STATED TASK – The required output is the line containing "Parse this screenshot: output" through the final line of the material below, printed exactly, with no other lines.

INPUT DATA –
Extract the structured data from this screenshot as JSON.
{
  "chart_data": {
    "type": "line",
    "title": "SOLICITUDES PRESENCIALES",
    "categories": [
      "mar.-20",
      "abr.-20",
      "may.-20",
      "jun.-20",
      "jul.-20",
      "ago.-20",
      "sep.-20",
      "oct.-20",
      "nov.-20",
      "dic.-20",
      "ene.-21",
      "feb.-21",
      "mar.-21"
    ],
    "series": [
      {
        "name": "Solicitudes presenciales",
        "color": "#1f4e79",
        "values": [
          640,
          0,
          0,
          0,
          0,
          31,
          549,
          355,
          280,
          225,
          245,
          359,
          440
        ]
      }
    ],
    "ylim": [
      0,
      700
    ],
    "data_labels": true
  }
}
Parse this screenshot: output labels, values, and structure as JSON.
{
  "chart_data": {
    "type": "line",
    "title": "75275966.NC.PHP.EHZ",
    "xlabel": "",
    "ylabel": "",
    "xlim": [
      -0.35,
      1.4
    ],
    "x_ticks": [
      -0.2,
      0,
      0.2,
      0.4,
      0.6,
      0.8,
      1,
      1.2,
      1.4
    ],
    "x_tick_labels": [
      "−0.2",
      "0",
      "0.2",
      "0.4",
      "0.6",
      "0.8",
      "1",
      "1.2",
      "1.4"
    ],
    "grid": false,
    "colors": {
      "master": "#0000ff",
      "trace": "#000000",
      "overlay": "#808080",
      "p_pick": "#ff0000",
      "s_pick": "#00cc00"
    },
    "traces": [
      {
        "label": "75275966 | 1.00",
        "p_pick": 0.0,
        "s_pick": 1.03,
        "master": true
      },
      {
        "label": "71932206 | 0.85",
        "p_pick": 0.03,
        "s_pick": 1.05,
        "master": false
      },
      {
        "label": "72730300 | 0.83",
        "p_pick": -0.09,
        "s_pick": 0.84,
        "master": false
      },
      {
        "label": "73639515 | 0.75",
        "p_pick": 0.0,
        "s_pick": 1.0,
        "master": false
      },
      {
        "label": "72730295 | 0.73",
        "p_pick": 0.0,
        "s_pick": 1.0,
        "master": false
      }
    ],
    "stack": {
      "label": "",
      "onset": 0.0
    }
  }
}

EXPECTED OUTPUT –
Parse this screenshot: output labels, values, and structure as JSON.
{
  "chart_data": {
    "type": "line",
    "title": "75275966.NC.PHP.EHZ",
    "xlabel": "",
    "ylabel": "",
    "xlim": [
      -0.35,
      1.4
    ],
    "x_ticks": [
      -0.2,
      0,
      0.2,
      0.4,
      0.6,
      0.8,
      1,
      1.2,
      1.4
    ],
    "x_tick_labels": [
      "−0.2",
      "0",
      "0.2",
      "0.4",
      "0.6",
      "0.8",
      "1",
      "1.2",
      "1.4"
    ],
    "grid": false,
    "colors": {
      "master": "#0000ff",
      "trace": "#000000",
      "overlay": "#808080",
      "p_pick": "#ff0000",
      "s_pick": "#00cc00"
    },
    "traces": [
      {
        "label": "75275966 | 1.00",
        "p_pick": 0.0,
        "s_pick": 1.03,
        "master": true
      },
      {
        "label": "71932206 | 0.85",
        "p_pick": 0.03,
        "s_pick": 1.05,
        "master": false
      },
      {
        "label": "72730300 | 0.83",
        "p_pick": -0.09,
        "s_pick": 0.84,
        "master": false
      },
      {
        "label": "73639515 | 0.75",
        "p_pick": 0.0,
        "s_pick": 1.0,
        "master": false
      },
      {
        "label": "72730295 | 0.73",
        "p_pick": 0.0,
        "s_pick": 1.0,
        "master": false
      }
    ],
    "stack": {
      "label": "",
      "onset": 0.0
    }
  }
}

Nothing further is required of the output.